- What this task involves:
Below is a block of data; give all of it again word for word.

── Data provided

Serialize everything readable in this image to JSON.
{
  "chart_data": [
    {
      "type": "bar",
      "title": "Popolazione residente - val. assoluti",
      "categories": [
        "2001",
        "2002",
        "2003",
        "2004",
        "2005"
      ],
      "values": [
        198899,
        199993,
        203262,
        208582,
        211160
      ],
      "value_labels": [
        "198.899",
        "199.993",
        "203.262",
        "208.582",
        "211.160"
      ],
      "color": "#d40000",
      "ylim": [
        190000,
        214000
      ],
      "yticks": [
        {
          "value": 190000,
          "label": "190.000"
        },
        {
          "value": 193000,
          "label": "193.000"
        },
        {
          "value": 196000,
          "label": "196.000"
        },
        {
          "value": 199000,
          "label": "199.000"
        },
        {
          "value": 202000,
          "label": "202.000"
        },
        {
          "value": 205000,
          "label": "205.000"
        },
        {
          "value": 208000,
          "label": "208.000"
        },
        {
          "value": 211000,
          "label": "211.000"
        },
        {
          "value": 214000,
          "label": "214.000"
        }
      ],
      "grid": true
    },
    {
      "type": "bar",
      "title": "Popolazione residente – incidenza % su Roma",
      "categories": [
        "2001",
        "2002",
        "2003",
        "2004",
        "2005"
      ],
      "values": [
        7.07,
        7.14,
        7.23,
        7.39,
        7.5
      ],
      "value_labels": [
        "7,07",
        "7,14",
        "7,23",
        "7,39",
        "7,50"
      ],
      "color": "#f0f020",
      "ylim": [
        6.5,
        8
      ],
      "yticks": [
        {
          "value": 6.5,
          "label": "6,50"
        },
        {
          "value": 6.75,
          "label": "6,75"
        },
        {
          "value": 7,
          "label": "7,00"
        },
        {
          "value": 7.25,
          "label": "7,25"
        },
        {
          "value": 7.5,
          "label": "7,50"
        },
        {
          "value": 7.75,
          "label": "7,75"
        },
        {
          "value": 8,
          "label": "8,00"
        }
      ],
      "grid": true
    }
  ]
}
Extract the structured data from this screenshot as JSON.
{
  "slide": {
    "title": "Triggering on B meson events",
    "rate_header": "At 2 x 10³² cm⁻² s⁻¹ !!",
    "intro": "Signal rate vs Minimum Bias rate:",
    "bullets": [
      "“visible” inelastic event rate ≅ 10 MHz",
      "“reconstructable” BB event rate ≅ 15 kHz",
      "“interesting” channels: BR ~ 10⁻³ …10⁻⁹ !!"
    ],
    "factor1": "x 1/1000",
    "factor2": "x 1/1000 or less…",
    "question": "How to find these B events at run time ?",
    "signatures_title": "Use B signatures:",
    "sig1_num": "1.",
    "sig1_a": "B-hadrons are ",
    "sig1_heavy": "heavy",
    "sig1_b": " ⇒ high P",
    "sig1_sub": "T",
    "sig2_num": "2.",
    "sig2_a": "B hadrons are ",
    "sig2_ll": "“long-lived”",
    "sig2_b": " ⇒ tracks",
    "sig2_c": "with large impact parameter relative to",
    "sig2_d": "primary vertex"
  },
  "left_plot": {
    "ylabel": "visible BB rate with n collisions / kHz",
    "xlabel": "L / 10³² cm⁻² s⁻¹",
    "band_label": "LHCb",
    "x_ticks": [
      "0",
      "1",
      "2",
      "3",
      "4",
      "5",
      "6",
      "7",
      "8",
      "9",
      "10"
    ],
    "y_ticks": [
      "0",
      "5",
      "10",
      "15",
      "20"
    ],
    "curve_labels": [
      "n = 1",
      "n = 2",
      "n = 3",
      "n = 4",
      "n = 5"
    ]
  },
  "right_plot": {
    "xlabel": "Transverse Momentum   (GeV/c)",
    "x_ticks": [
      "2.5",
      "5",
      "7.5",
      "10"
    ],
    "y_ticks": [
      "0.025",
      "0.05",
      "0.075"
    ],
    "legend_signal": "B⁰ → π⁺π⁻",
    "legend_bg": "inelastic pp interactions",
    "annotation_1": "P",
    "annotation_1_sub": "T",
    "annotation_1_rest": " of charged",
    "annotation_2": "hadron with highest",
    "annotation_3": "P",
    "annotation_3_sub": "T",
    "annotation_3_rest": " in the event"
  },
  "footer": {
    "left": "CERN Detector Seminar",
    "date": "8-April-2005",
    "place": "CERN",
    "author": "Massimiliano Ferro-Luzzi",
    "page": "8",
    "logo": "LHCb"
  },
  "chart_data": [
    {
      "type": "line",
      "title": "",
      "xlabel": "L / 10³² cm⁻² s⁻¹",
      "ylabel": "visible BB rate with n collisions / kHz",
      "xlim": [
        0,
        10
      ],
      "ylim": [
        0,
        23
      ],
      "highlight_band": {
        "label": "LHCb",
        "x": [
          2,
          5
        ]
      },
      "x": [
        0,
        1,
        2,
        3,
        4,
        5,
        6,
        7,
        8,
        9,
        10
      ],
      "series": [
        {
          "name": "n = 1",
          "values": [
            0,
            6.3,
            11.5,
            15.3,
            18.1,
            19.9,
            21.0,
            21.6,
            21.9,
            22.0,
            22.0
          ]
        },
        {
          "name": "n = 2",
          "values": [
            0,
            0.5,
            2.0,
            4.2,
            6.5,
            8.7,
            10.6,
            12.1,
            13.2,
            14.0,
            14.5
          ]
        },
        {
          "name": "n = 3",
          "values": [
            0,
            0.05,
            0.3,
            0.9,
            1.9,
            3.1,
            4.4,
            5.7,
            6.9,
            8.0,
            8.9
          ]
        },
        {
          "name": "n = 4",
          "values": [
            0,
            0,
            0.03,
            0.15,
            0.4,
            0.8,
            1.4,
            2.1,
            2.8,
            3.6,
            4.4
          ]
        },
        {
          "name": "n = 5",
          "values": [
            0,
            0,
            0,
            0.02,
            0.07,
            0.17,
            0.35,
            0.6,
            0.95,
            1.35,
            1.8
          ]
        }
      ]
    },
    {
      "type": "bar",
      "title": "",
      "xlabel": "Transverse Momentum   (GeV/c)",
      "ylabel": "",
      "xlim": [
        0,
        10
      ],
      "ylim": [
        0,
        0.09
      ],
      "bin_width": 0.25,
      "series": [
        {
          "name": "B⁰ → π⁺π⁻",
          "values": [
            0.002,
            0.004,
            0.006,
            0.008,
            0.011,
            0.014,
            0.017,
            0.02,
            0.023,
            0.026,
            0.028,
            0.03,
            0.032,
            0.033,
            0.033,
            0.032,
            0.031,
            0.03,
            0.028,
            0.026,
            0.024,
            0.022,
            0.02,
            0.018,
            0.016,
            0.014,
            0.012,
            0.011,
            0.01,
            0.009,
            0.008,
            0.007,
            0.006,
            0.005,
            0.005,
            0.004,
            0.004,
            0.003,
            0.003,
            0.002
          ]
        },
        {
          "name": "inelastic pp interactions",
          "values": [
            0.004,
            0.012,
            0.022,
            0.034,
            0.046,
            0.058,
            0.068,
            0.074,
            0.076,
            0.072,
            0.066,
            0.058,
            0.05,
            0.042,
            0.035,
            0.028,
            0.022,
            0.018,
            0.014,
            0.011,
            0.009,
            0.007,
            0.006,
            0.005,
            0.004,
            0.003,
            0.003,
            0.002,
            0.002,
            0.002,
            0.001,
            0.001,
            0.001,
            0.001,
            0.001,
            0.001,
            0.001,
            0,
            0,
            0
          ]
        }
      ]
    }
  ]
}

────

- Written answer:
Serialize everything readable in this image to JSON.
{
  "chart_data": [
    {
      "type": "bar",
      "title": "Popolazione residente - val. assoluti",
      "categories": [
        "2001",
        "2002",
        "2003",
        "2004",
        "2005"
      ],
      "values": [
        198899,
        199993,
        203262,
        208582,
        211160
      ],
      "value_labels": [
        "198.899",
        "199.993",
        "203.262",
        "208.582",
        "211.160"
      ],
      "color": "#d40000",
      "ylim": [
        190000,
        214000
      ],
      "yticks": [
        {
          "value": 190000,
          "label": "190.000"
        },
        {
          "value": 193000,
          "label": "193.000"
        },
        {
          "value": 196000,
          "label": "196.000"
        },
        {
          "value": 199000,
          "label": "199.000"
        },
        {
          "value": 202000,
          "label": "202.000"
        },
        {
          "value": 205000,
          "label": "205.000"
        },
        {
          "value": 208000,
          "label": "208.000"
        },
        {
          "value": 211000,
          "label": "211.000"
        },
        {
          "value": 214000,
          "label": "214.000"
        }
      ],
      "grid": true
    },
    {
      "type": "bar",
      "title": "Popolazione residente – incidenza % su Roma",
      "categories": [
        "2001",
        "2002",
        "2003",
        "2004",
        "2005"
      ],
      "values": [
        7.07,
        7.14,
        7.23,
        7.39,
        7.5
      ],
      "value_labels": [
        "7,07",
        "7,14",
        "7,23",
        "7,39",
        "7,50"
      ],
      "color": "#f0f020",
      "ylim": [
        6.5,
        8
      ],
      "yticks": [
        {
          "value": 6.5,
          "label": "6,50"
        },
        {
          "value": 6.75,
          "label": "6,75"
        },
        {
          "value": 7,
          "label": "7,00"
        },
        {
          "value": 7.25,
          "label": "7,25"
        },
        {
          "value": 7.5,
          "label": "7,50"
        },
        {
          "value": 7.75,
          "label": "7,75"
        },
        {
          "value": 8,
          "label": "8,00"
        }
      ],
      "grid": true
    }
  ]
}
Extract the structured data from this screenshot as JSON.
{
  "slide": {
    "title": "Triggering on B meson events",
    "rate_header": "At 2 x 10³² cm⁻² s⁻¹ !!",
    "intro": "Signal rate vs Minimum Bias rate:",
    "bullets": [
      "“visible” inelastic event rate ≅ 10 MHz",
      "“reconstructable” BB event rate ≅ 15 kHz",
      "“interesting” channels: BR ~ 10⁻³ …10⁻⁹ !!"
    ],
    "factor1": "x 1/1000",
    "factor2": "x 1/1000 or less…",
    "question": "How to find these B events at run time ?",
    "signatures_title": "Use B signatures:",
    "sig1_num": "1.",
    "sig1_a": "B-hadrons are ",
    "sig1_heavy": "heavy",
    "sig1_b": " ⇒ high P",
    "sig1_sub": "T",
    "sig2_num": "2.",
    "sig2_a": "B hadrons are ",
    "sig2_ll": "“long-lived”",
    "sig2_b": " ⇒ tracks",
    "sig2_c": "with large impact parameter relative to",
    "sig2_d": "primary vertex"
  },
  "left_plot": {
    "ylabel": "visible BB rate with n collisions / kHz",
    "xlabel": "L / 10³² cm⁻² s⁻¹",
    "band_label": "LHCb",
    "x_ticks": [
      "0",
      "1",
      "2",
      "3",
      "4",
      "5",
      "6",
      "7",
      "8",
      "9",
      "10"
    ],
    "y_ticks": [
      "0",
      "5",
      "10",
      "15",
      "20"
    ],
    "curve_labels": [
      "n = 1",
      "n = 2",
      "n = 3",
      "n = 4",
      "n = 5"
    ]
  },
  "right_plot": {
    "xlabel": "Transverse Momentum   (GeV/c)",
    "x_ticks": [
      "2.5",
      "5",
      "7.5",
      "10"
    ],
    "y_ticks": [
      "0.025",
      "0.05",
      "0.075"
    ],
    "legend_signal": "B⁰ → π⁺π⁻",
    "legend_bg": "inelastic pp interactions",
    "annotation_1": "P",
    "annotation_1_sub": "T",
    "annotation_1_rest": " of charged",
    "annotation_2": "hadron with highest",
    "annotation_3": "P",
    "annotation_3_sub": "T",
    "annotation_3_rest": " in the event"
  },
  "footer": {
    "left": "CERN Detector Seminar",
    "date": "8-April-2005",
    "place": "CERN",
    "author": "Massimiliano Ferro-Luzzi",
    "page": "8",
    "logo": "LHCb"
  },
  "chart_data": [
    {
      "type": "line",
      "title": "",
      "xlabel": "L / 10³² cm⁻² s⁻¹",
      "ylabel": "visible BB rate with n collisions / kHz",
      "xlim": [
        0,
        10
      ],
      "ylim": [
        0,
        23
      ],
      "highlight_band": {
        "label": "LHCb",
        "x": [
          2,
          5
        ]
      },
      "x": [
        0,
        1,
        2,
        3,
        4,
        5,
        6,
        7,
        8,
        9,
        10
      ],
      "series": [
        {
          "name": "n = 1",
          "values": [
            0,
            6.3,
            11.5,
            15.3,
            18.1,
            19.9,
            21.0,
            21.6,
            21.9,
            22.0,
            22.0
          ]
        },
        {
          "name": "n = 2",
          "values": [
            0,
            0.5,
            2.0,
            4.2,
            6.5,
            8.7,
            10.6,
            12.1,
            13.2,
            14.0,
            14.5
          ]
        },
        {
          "name": "n = 3",
          "values": [
            0,
            0.05,
            0.3,
            0.9,
            1.9,
            3.1,
            4.4,
            5.7,
            6.9,
            8.0,
            8.9
          ]
        },
        {
          "name": "n = 4",
          "values": [
            0,
            0,
            0.03,
            0.15,
            0.4,
            0.8,
            1.4,
            2.1,
            2.8,
            3.6,
            4.4
          ]
        },
        {
          "name": "n = 5",
          "values": [
            0,
            0,
            0,
            0.02,
            0.07,
            0.17,
            0.35,
            0.6,
            0.95,
            1.35,
            1.8
          ]
        }
      ]
    },
    {
      "type": "bar",
      "title": "",
      "xlabel": "Transverse Momentum   (GeV/c)",
      "ylabel": "",
      "xlim": [
        0,
        10
      ],
      "ylim": [
        0,
        0.09
      ],
      "bin_width": 0.25,
      "series": [
        {
          "name": "B⁰ → π⁺π⁻",
          "values": [
            0.002,
            0.004,
            0.006,
            0.008,
            0.011,
            0.014,
            0.017,
            0.02,
            0.023,
            0.026,
            0.028,
            0.03,
            0.032,
            0.033,
            0.033,
            0.032,
            0.031,
            0.03,
            0.028,
            0.026,
            0.024,
            0.022,
            0.02,
            0.018,
            0.016,
            0.014,
            0.012,
            0.011,
            0.01,
            0.009,
            0.008,
            0.007,
            0.006,
            0.005,
            0.005,
            0.004,
            0.004,
            0.003,
            0.003,
            0.002
          ]
        },
        {
          "name": "inelastic pp interactions",
          "values": [
            0.004,
            0.012,
            0.022,
            0.034,
            0.046,
            0.058,
            0.068,
            0.074,
            0.076,
            0.072,
            0.066,
            0.058,
            0.05,
            0.042,
            0.035,
            0.028,
            0.022,
            0.018,
            0.014,
            0.011,
            0.009,
            0.007,
            0.006,
            0.005,
            0.004,
            0.003,
            0.003,
            0.002,
            0.002,
            0.002,
            0.001,
            0.001,
            0.001,
            0.001,
            0.001,
            0.001,
            0.001,
            0,
            0,
            0
          ]
        }
      ]
    }
  ]
}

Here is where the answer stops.